[Records that describe figures]
________

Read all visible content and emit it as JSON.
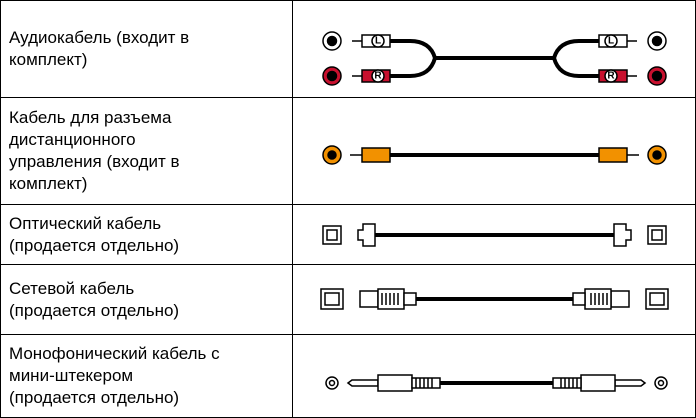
{
  "table": {
    "rows": [
      {
        "lines": [
          "Аудиокабель (входит в",
          "комплект)"
        ],
        "plug_labels": [
          "L",
          "R"
        ]
      },
      {
        "lines": [
          "Кабель для разъема",
          "дистанционного",
          "управления (входит в",
          "комплект)"
        ]
      },
      {
        "lines": [
          "Оптический кабель",
          "(продается отдельно)"
        ]
      },
      {
        "lines": [
          "Сетевой кабель",
          "(продается отдельно)"
        ]
      },
      {
        "lines": [
          "Монофонический кабель с",
          "мини-штекером",
          "(продается отдельно)"
        ]
      }
    ]
  }
}
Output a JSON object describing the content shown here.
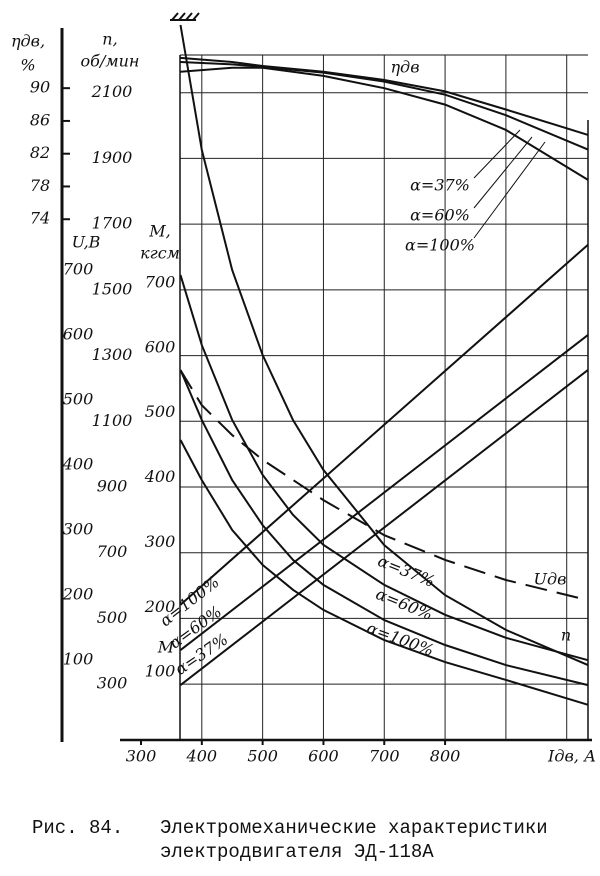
{
  "chart_data": {
    "type": "line",
    "x_label": "Iдв, А",
    "xlim": [
      300,
      1035
    ],
    "xticks": [
      300,
      400,
      500,
      600,
      700,
      800
    ],
    "xgrid": [
      400,
      500,
      600,
      700,
      800,
      900,
      1000
    ],
    "axes": [
      {
        "id": "eta",
        "title": [
          "ηдв,",
          "%"
        ],
        "lim": [
          70,
          94
        ],
        "ticks": [
          90,
          86,
          82,
          78,
          74
        ]
      },
      {
        "id": "n",
        "title": [
          "n,",
          "об/мин"
        ],
        "lim": [
          130,
          2300
        ],
        "ticks": [
          2100,
          1900,
          1700,
          1500,
          1300,
          1100,
          900,
          700,
          500,
          300
        ],
        "grid": true
      },
      {
        "id": "u",
        "title": [
          "U,В"
        ],
        "lim": [
          0,
          700
        ],
        "ticks": [
          700,
          600,
          500,
          400,
          300,
          200,
          100
        ]
      },
      {
        "id": "m",
        "title": [
          "M,",
          "кгсм"
        ],
        "lim": [
          0,
          700
        ],
        "ticks": [
          700,
          600,
          500,
          400,
          300,
          200,
          100
        ]
      }
    ],
    "series": [
      {
        "name": "n",
        "axis": "n",
        "x": [
          365,
          400,
          450,
          500,
          550,
          600,
          700,
          800,
          900,
          1035
        ],
        "values": [
          2306,
          1926,
          1560,
          1302,
          1104,
          952,
          723,
          571,
          465,
          358
        ],
        "color": "#111"
      },
      {
        "name": "α=37%",
        "axis": "n",
        "x": [
          365,
          400,
          450,
          500,
          550,
          600,
          700,
          800,
          900,
          1035
        ],
        "values": [
          1545,
          1332,
          1104,
          937,
          815,
          724,
          602,
          511,
          441,
          373
        ],
        "color": "#111"
      },
      {
        "name": "α=60%",
        "axis": "n",
        "x": [
          365,
          400,
          450,
          500,
          550,
          600,
          700,
          800,
          900,
          1035
        ],
        "values": [
          1256,
          1104,
          921,
          784,
          678,
          602,
          495,
          419,
          358,
          297
        ],
        "color": "#111"
      },
      {
        "name": "α=100%",
        "axis": "n",
        "x": [
          365,
          400,
          450,
          500,
          550,
          600,
          700,
          800,
          900,
          1035
        ],
        "values": [
          1043,
          921,
          769,
          663,
          587,
          526,
          434,
          367,
          313,
          237
        ],
        "color": "#111"
      },
      {
        "name": "α=100%",
        "axis": "m",
        "x": [
          365,
          1035
        ],
        "values": [
          204,
          759
        ],
        "color": "#111"
      },
      {
        "name": "α=60%",
        "axis": "m",
        "x": [
          365,
          1035
        ],
        "values": [
          134,
          620
        ],
        "color": "#111"
      },
      {
        "name": "α=37%",
        "axis": "m",
        "x": [
          365,
          1035
        ],
        "values": [
          80,
          566
        ],
        "color": "#111"
      },
      {
        "name": "Uдв",
        "axis": "u",
        "dashed": true,
        "x": [
          365,
          400,
          450,
          500,
          550,
          600,
          700,
          800,
          900,
          1035
        ],
        "values": [
          546,
          492,
          446,
          408,
          377,
          346,
          292,
          254,
          223,
          192
        ],
        "color": "#111"
      },
      {
        "name": "α=37%",
        "axis": "eta",
        "x": [
          365,
          450,
          500,
          600,
          700,
          800,
          900,
          1035
        ],
        "values": [
          93.7,
          93.2,
          92.7,
          92.0,
          91.0,
          89.6,
          87.4,
          84.3
        ],
        "color": "#111"
      },
      {
        "name": "α=60%",
        "axis": "eta",
        "x": [
          365,
          450,
          500,
          600,
          700,
          800,
          900,
          1035
        ],
        "values": [
          93.2,
          92.9,
          92.6,
          91.9,
          90.8,
          89.2,
          86.7,
          82.5
        ],
        "color": "#111"
      },
      {
        "name": "α=100%",
        "axis": "eta",
        "x": [
          365,
          450,
          500,
          600,
          700,
          800,
          900,
          1035
        ],
        "values": [
          92.0,
          92.5,
          92.5,
          91.5,
          90.0,
          88.0,
          84.9,
          78.8
        ],
        "color": "#111"
      }
    ],
    "annotations": [
      "ηдв",
      "M"
    ],
    "caption": [
      "Рис. 84.",
      "Электромеханические характеристики",
      "электродвигателя ЭД-118А"
    ]
  }
}
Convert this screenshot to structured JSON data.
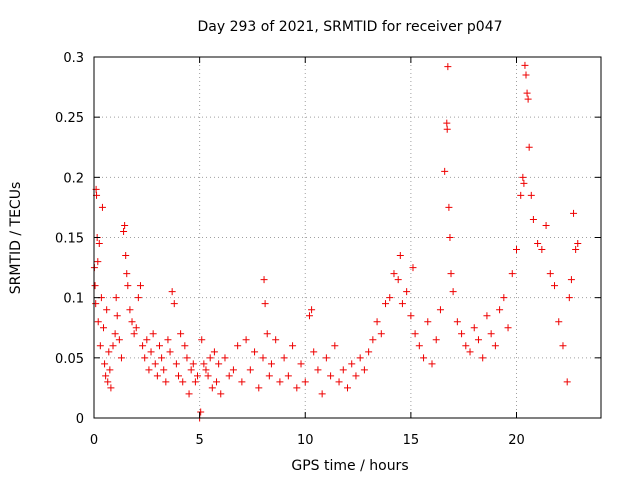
{
  "chart_data": {
    "type": "scatter",
    "title": "Day 293 of 2021, SRMTID for receiver p047",
    "xlabel": "GPS time / hours",
    "ylabel": "SRMTID / TECUs",
    "xlim": [
      0,
      24
    ],
    "ylim": [
      0,
      0.3
    ],
    "xticks": [
      0,
      5,
      10,
      15,
      20
    ],
    "xtick_labels": [
      "0",
      "5",
      "10",
      "15",
      "20"
    ],
    "yticks": [
      0,
      0.05,
      0.1,
      0.15,
      0.2,
      0.25,
      0.3
    ],
    "ytick_labels": [
      "0",
      "0.05",
      "0.1",
      "0.15",
      "0.2",
      "0.25",
      "0.3"
    ],
    "grid": true,
    "marker": "plus",
    "color": "#ee0000",
    "series": [
      {
        "name": "p047",
        "points": [
          [
            0.02,
            0.125
          ],
          [
            0.05,
            0.11
          ],
          [
            0.08,
            0.095
          ],
          [
            0.1,
            0.19
          ],
          [
            0.12,
            0.185
          ],
          [
            0.15,
            0.15
          ],
          [
            0.18,
            0.13
          ],
          [
            0.2,
            0.08
          ],
          [
            0.25,
            0.145
          ],
          [
            0.3,
            0.06
          ],
          [
            0.35,
            0.1
          ],
          [
            0.4,
            0.175
          ],
          [
            0.45,
            0.075
          ],
          [
            0.5,
            0.045
          ],
          [
            0.55,
            0.035
          ],
          [
            0.6,
            0.09
          ],
          [
            0.65,
            0.03
          ],
          [
            0.7,
            0.055
          ],
          [
            0.75,
            0.04
          ],
          [
            0.8,
            0.025
          ],
          [
            0.9,
            0.06
          ],
          [
            1.0,
            0.07
          ],
          [
            1.05,
            0.1
          ],
          [
            1.1,
            0.085
          ],
          [
            1.2,
            0.065
          ],
          [
            1.3,
            0.05
          ],
          [
            1.4,
            0.155
          ],
          [
            1.45,
            0.16
          ],
          [
            1.5,
            0.135
          ],
          [
            1.55,
            0.12
          ],
          [
            1.6,
            0.11
          ],
          [
            1.7,
            0.09
          ],
          [
            1.8,
            0.08
          ],
          [
            1.9,
            0.07
          ],
          [
            2.0,
            0.075
          ],
          [
            2.1,
            0.1
          ],
          [
            2.2,
            0.11
          ],
          [
            2.3,
            0.06
          ],
          [
            2.4,
            0.05
          ],
          [
            2.5,
            0.065
          ],
          [
            2.6,
            0.04
          ],
          [
            2.7,
            0.055
          ],
          [
            2.8,
            0.07
          ],
          [
            2.9,
            0.045
          ],
          [
            3.0,
            0.035
          ],
          [
            3.1,
            0.06
          ],
          [
            3.2,
            0.05
          ],
          [
            3.3,
            0.04
          ],
          [
            3.4,
            0.03
          ],
          [
            3.5,
            0.065
          ],
          [
            3.6,
            0.055
          ],
          [
            3.7,
            0.105
          ],
          [
            3.8,
            0.095
          ],
          [
            3.9,
            0.045
          ],
          [
            4.0,
            0.035
          ],
          [
            4.1,
            0.07
          ],
          [
            4.2,
            0.03
          ],
          [
            4.3,
            0.06
          ],
          [
            4.4,
            0.05
          ],
          [
            4.5,
            0.02
          ],
          [
            4.6,
            0.04
          ],
          [
            4.7,
            0.045
          ],
          [
            4.8,
            0.03
          ],
          [
            4.9,
            0.035
          ],
          [
            5.0,
            0.0
          ],
          [
            5.05,
            0.005
          ],
          [
            5.1,
            0.065
          ],
          [
            5.2,
            0.045
          ],
          [
            5.3,
            0.04
          ],
          [
            5.4,
            0.035
          ],
          [
            5.5,
            0.05
          ],
          [
            5.6,
            0.025
          ],
          [
            5.7,
            0.055
          ],
          [
            5.8,
            0.03
          ],
          [
            5.9,
            0.045
          ],
          [
            6.0,
            0.02
          ],
          [
            6.2,
            0.05
          ],
          [
            6.4,
            0.035
          ],
          [
            6.6,
            0.04
          ],
          [
            6.8,
            0.06
          ],
          [
            7.0,
            0.03
          ],
          [
            7.2,
            0.065
          ],
          [
            7.4,
            0.04
          ],
          [
            7.6,
            0.055
          ],
          [
            7.8,
            0.025
          ],
          [
            8.0,
            0.05
          ],
          [
            8.05,
            0.115
          ],
          [
            8.1,
            0.095
          ],
          [
            8.2,
            0.07
          ],
          [
            8.3,
            0.035
          ],
          [
            8.4,
            0.045
          ],
          [
            8.6,
            0.065
          ],
          [
            8.8,
            0.03
          ],
          [
            9.0,
            0.05
          ],
          [
            9.2,
            0.035
          ],
          [
            9.4,
            0.06
          ],
          [
            9.6,
            0.025
          ],
          [
            9.8,
            0.045
          ],
          [
            10.0,
            0.03
          ],
          [
            10.2,
            0.085
          ],
          [
            10.3,
            0.09
          ],
          [
            10.4,
            0.055
          ],
          [
            10.6,
            0.04
          ],
          [
            10.8,
            0.02
          ],
          [
            11.0,
            0.05
          ],
          [
            11.2,
            0.035
          ],
          [
            11.4,
            0.06
          ],
          [
            11.6,
            0.03
          ],
          [
            11.8,
            0.04
          ],
          [
            12.0,
            0.025
          ],
          [
            12.2,
            0.045
          ],
          [
            12.4,
            0.035
          ],
          [
            12.6,
            0.05
          ],
          [
            12.8,
            0.04
          ],
          [
            13.0,
            0.055
          ],
          [
            13.2,
            0.065
          ],
          [
            13.4,
            0.08
          ],
          [
            13.6,
            0.07
          ],
          [
            13.8,
            0.095
          ],
          [
            14.0,
            0.1
          ],
          [
            14.2,
            0.12
          ],
          [
            14.4,
            0.115
          ],
          [
            14.5,
            0.135
          ],
          [
            14.6,
            0.095
          ],
          [
            14.8,
            0.105
          ],
          [
            15.0,
            0.085
          ],
          [
            15.1,
            0.125
          ],
          [
            15.2,
            0.07
          ],
          [
            15.4,
            0.06
          ],
          [
            15.6,
            0.05
          ],
          [
            15.8,
            0.08
          ],
          [
            16.0,
            0.045
          ],
          [
            16.2,
            0.065
          ],
          [
            16.4,
            0.09
          ],
          [
            16.6,
            0.205
          ],
          [
            16.7,
            0.245
          ],
          [
            16.72,
            0.24
          ],
          [
            16.75,
            0.292
          ],
          [
            16.8,
            0.175
          ],
          [
            16.85,
            0.15
          ],
          [
            16.9,
            0.12
          ],
          [
            17.0,
            0.105
          ],
          [
            17.2,
            0.08
          ],
          [
            17.4,
            0.07
          ],
          [
            17.6,
            0.06
          ],
          [
            17.8,
            0.055
          ],
          [
            18.0,
            0.075
          ],
          [
            18.2,
            0.065
          ],
          [
            18.4,
            0.05
          ],
          [
            18.6,
            0.085
          ],
          [
            18.8,
            0.07
          ],
          [
            19.0,
            0.06
          ],
          [
            19.2,
            0.09
          ],
          [
            19.4,
            0.1
          ],
          [
            19.6,
            0.075
          ],
          [
            19.8,
            0.12
          ],
          [
            20.0,
            0.14
          ],
          [
            20.2,
            0.185
          ],
          [
            20.3,
            0.2
          ],
          [
            20.35,
            0.195
          ],
          [
            20.4,
            0.293
          ],
          [
            20.45,
            0.285
          ],
          [
            20.5,
            0.27
          ],
          [
            20.55,
            0.265
          ],
          [
            20.6,
            0.225
          ],
          [
            20.7,
            0.185
          ],
          [
            20.8,
            0.165
          ],
          [
            21.0,
            0.145
          ],
          [
            21.2,
            0.14
          ],
          [
            21.4,
            0.16
          ],
          [
            21.6,
            0.12
          ],
          [
            21.8,
            0.11
          ],
          [
            22.0,
            0.08
          ],
          [
            22.2,
            0.06
          ],
          [
            22.4,
            0.03
          ],
          [
            22.5,
            0.1
          ],
          [
            22.6,
            0.115
          ],
          [
            22.7,
            0.17
          ],
          [
            22.8,
            0.14
          ],
          [
            22.9,
            0.145
          ]
        ]
      }
    ]
  }
}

________

Where a line above contains the word "content", copy that line.

_The reply_
Read all visible content and emit it as JSON.
Output a JSON object describing the content shown here.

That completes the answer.